Task instructions
Write out each entry, exactly the way it appears.

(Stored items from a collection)
## Begin

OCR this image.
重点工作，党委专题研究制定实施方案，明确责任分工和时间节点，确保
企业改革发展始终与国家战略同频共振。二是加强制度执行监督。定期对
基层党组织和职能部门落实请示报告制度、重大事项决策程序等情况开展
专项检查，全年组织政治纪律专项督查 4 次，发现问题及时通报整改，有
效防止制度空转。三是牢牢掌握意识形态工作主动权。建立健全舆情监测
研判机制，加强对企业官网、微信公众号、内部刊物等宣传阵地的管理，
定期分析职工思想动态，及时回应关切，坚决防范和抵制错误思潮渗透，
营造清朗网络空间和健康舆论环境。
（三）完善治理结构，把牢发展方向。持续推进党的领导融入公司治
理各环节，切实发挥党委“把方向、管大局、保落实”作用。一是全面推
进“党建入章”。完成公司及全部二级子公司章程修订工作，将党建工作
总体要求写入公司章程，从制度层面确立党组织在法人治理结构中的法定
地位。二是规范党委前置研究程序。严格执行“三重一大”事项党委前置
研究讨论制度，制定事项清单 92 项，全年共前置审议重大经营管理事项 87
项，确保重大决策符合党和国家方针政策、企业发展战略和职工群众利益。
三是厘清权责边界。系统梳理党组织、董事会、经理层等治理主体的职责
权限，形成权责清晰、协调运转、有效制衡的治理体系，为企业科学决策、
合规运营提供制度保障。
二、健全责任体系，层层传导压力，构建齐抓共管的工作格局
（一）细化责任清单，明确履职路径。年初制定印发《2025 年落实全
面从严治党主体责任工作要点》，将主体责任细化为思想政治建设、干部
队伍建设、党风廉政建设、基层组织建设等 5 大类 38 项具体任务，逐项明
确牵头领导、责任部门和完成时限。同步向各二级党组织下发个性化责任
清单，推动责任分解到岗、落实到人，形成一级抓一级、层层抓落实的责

## End

Exercise solution
OCR this image.
重点工作，党委专题研究制定实施方案，明确责任分工和时间节点，确保
企业改革发展始终与国家战略同频共振。二是加强制度执行监督。定期对
基层党组织和职能部门落实请示报告制度、重大事项决策程序等情况开展
专项检查，全年组织政治纪律专项督查 4 次，发现问题及时通报整改，有
效防止制度空转。三是牢牢掌握意识形态工作主动权。建立健全舆情监测
研判机制，加强对企业官网、微信公众号、内部刊物等宣传阵地的管理，
定期分析职工思想动态，及时回应关切，坚决防范和抵制错误思潮渗透，
营造清朗网络空间和健康舆论环境。
（三）完善治理结构，把牢发展方向。持续推进党的领导融入公司治
理各环节，切实发挥党委“把方向、管大局、保落实”作用。一是全面推
进“党建入章”。完成公司及全部二级子公司章程修订工作，将党建工作
总体要求写入公司章程，从制度层面确立党组织在法人治理结构中的法定
地位。二是规范党委前置研究程序。严格执行“三重一大”事项党委前置
研究讨论制度，制定事项清单 92 项，全年共前置审议重大经营管理事项 87
项，确保重大决策符合党和国家方针政策、企业发展战略和职工群众利益。
三是厘清权责边界。系统梳理党组织、董事会、经理层等治理主体的职责
权限，形成权责清晰、协调运转、有效制衡的治理体系，为企业科学决策、
合规运营提供制度保障。
二、健全责任体系，层层传导压力，构建齐抓共管的工作格局
（一）细化责任清单，明确履职路径。年初制定印发《2025 年落实全
面从严治党主体责任工作要点》，将主体责任细化为思想政治建设、干部
队伍建设、党风廉政建设、基层组织建设等 5 大类 38 项具体任务，逐项明
确牵头领导、责任部门和完成时限。同步向各二级党组织下发个性化责任
清单，推动责任分解到岗、落实到人，形成一级抓一级、层层抓落实的责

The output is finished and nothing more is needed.